Show all lines holding the string "Company".

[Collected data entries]
--- --- ---

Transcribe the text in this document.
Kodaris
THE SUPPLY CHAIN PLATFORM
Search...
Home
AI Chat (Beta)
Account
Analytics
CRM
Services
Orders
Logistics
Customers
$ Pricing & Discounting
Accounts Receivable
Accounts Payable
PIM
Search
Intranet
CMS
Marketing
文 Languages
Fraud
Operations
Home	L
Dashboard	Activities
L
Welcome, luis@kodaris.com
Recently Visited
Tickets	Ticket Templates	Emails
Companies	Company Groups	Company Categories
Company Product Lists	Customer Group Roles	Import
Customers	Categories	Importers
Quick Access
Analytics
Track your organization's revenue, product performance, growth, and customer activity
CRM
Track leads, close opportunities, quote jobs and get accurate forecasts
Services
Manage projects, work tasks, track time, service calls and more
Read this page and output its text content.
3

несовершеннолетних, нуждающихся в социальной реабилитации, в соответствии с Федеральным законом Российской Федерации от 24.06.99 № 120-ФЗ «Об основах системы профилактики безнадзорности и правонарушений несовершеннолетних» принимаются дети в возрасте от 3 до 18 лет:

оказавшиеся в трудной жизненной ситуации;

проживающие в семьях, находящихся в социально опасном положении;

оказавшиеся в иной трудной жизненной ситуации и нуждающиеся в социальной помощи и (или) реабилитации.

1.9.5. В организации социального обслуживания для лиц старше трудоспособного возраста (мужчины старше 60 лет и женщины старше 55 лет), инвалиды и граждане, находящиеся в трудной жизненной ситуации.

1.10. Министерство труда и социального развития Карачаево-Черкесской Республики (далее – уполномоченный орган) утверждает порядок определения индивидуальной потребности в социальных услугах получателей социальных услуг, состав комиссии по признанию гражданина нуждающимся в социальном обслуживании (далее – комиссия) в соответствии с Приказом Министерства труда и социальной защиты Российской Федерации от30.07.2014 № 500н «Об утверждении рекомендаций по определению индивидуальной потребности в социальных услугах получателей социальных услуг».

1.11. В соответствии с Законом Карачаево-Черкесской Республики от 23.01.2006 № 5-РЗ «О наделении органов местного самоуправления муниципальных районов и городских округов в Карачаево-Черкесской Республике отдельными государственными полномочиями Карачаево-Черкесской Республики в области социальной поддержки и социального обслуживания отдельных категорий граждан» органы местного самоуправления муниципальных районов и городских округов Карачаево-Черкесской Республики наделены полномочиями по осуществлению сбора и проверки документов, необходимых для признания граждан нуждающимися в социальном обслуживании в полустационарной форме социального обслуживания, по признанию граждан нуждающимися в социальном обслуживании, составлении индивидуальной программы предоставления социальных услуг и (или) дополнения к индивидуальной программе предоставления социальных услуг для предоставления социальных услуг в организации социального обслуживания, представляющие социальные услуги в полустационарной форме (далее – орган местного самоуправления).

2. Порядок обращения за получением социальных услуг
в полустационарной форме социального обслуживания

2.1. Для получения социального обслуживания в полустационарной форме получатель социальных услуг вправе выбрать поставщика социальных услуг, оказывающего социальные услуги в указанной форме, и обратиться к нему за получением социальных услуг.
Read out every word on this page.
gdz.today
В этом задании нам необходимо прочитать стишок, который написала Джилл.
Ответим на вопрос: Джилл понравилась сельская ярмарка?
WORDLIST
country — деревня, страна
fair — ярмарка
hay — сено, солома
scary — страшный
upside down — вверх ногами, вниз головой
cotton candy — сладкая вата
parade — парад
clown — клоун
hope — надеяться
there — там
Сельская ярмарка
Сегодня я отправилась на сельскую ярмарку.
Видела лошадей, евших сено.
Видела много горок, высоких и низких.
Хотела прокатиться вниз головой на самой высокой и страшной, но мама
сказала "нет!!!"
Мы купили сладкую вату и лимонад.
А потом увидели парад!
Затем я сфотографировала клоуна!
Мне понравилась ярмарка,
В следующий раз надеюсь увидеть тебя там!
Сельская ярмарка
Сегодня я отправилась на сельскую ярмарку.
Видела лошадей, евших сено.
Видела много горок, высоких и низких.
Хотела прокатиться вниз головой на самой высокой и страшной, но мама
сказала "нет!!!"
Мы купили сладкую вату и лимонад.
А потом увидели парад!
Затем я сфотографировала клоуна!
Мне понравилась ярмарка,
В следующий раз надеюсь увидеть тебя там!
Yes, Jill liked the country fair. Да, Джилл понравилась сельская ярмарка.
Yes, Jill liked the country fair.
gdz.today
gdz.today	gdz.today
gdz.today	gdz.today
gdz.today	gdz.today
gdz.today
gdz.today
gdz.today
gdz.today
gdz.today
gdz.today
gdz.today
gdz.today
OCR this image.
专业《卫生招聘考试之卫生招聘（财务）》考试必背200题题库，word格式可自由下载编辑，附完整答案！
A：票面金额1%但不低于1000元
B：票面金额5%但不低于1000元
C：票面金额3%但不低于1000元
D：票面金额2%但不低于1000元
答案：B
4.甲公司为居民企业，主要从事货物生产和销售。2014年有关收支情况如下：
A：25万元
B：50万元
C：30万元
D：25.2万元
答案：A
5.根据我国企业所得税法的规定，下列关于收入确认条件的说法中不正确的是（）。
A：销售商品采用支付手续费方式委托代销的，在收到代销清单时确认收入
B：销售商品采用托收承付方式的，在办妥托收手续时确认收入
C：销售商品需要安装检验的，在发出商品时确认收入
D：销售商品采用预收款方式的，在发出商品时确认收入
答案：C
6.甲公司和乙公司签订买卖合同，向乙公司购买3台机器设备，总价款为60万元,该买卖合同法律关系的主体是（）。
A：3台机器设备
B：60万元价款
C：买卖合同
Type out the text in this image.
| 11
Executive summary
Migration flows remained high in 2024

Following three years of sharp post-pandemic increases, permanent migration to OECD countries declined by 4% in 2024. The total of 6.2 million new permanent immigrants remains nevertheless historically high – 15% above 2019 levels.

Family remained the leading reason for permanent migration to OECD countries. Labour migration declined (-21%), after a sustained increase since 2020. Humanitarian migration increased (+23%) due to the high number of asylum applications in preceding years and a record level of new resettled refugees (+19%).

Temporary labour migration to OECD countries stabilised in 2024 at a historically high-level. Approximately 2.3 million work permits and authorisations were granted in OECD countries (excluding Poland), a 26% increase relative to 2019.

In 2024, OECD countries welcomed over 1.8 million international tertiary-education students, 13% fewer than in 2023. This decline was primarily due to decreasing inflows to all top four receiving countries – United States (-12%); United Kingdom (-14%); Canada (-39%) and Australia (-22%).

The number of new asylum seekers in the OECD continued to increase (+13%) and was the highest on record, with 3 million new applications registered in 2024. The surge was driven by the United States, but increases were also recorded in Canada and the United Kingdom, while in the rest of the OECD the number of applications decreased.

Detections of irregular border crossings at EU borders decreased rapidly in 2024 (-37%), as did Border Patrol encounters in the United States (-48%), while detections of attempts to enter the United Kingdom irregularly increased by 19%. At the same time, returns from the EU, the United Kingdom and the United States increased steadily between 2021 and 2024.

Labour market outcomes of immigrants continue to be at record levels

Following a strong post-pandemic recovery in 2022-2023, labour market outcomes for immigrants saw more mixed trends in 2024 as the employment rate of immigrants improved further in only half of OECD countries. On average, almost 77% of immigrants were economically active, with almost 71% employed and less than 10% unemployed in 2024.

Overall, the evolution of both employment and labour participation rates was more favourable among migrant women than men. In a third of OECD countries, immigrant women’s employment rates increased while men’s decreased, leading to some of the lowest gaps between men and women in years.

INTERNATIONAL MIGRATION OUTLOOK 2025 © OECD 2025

--- --- ---

# Response for this exercise:
Companies	Company Groups	Company Categories
Company Product Lists	Customer Group Roles	Import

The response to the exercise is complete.